> **Work to complete**:
Pick out the lines containing "data".

=== Supplied records ===

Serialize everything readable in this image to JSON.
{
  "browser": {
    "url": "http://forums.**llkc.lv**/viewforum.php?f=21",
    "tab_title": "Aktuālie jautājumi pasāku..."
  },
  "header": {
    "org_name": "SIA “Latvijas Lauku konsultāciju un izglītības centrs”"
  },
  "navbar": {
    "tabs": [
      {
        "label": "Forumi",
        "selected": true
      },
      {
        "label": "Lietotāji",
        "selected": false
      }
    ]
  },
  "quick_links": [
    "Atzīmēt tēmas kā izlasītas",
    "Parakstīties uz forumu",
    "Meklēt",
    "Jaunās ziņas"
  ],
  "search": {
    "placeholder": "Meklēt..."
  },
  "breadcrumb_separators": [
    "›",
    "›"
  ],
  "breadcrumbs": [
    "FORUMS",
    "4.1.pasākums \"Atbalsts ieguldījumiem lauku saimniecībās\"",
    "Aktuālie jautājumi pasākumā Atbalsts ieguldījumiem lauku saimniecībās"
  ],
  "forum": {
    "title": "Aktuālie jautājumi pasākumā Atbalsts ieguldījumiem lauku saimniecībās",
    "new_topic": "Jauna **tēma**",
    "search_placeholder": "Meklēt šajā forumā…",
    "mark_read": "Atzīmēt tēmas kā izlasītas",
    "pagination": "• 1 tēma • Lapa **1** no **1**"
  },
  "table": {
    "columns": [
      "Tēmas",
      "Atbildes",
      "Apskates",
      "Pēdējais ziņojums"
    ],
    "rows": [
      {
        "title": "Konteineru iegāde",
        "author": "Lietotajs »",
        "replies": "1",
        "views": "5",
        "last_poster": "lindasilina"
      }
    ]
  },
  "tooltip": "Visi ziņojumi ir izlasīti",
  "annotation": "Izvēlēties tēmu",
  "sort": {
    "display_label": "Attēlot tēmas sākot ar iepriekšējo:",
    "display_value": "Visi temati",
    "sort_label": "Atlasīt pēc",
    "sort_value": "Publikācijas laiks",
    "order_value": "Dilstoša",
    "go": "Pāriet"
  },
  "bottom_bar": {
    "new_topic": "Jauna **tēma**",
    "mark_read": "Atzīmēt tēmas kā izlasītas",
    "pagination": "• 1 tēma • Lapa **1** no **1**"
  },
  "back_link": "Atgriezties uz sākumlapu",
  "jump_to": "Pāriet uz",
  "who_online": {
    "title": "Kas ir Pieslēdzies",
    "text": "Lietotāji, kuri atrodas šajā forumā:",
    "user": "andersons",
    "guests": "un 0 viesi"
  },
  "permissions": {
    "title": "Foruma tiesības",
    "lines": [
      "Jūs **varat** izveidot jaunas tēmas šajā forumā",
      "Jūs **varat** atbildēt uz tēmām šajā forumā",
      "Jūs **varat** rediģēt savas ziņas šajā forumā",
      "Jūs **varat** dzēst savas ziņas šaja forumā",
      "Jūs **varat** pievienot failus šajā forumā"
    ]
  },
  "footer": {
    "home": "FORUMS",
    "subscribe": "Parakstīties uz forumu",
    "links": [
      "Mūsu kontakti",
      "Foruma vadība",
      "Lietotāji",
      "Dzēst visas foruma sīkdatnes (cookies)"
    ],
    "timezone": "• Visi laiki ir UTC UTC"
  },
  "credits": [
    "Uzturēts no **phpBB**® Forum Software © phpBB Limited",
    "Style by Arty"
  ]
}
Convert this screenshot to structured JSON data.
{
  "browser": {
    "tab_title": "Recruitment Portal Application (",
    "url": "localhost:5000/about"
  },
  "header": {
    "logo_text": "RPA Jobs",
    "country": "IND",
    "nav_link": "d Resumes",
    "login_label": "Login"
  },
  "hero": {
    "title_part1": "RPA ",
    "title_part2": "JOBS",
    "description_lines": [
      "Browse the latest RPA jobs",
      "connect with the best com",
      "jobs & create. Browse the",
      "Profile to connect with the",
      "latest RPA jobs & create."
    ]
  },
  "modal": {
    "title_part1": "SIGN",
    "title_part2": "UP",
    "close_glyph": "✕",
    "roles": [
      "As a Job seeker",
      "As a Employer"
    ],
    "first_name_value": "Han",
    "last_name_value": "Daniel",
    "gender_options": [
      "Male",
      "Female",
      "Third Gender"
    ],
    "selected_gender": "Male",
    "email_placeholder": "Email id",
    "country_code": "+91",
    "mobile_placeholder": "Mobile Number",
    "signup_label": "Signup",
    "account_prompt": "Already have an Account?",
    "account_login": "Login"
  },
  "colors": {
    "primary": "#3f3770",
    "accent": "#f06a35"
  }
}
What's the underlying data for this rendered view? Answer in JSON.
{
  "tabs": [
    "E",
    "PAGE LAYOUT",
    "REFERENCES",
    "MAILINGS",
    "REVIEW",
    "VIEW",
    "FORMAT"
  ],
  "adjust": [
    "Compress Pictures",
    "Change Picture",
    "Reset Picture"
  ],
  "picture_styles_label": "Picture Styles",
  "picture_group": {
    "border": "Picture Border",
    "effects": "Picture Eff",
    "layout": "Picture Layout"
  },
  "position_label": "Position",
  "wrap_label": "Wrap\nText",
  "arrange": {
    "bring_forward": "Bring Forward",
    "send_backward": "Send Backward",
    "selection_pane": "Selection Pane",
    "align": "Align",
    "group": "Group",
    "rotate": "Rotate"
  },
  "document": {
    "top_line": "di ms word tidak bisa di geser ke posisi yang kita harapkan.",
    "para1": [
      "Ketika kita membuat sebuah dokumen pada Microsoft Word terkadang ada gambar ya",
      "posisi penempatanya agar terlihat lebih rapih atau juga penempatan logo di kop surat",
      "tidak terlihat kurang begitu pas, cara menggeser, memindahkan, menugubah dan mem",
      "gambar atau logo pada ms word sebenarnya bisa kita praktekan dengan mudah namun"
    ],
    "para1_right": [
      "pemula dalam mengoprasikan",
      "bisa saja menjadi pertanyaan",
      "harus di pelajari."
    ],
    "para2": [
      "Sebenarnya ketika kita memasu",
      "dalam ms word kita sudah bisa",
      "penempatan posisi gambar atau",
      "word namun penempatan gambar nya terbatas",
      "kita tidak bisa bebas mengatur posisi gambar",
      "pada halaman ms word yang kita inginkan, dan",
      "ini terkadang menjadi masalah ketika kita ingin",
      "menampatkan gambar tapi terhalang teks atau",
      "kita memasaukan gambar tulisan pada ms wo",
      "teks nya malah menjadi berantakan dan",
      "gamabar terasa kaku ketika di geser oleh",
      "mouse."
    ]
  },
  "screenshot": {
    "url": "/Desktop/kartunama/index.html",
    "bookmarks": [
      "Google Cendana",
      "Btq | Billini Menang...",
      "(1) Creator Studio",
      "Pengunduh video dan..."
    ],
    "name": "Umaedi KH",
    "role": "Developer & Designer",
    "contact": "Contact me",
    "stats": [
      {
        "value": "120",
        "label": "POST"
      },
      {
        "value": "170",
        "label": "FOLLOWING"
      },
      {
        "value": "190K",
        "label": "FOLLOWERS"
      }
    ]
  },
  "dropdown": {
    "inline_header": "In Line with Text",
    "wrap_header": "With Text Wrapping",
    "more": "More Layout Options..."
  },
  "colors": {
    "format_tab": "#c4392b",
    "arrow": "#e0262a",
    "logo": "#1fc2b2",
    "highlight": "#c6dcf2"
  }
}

===

> **Response below**:
Convert this screenshot to structured JSON data.
What's the underlying data for this rendered view? Answer in JSON.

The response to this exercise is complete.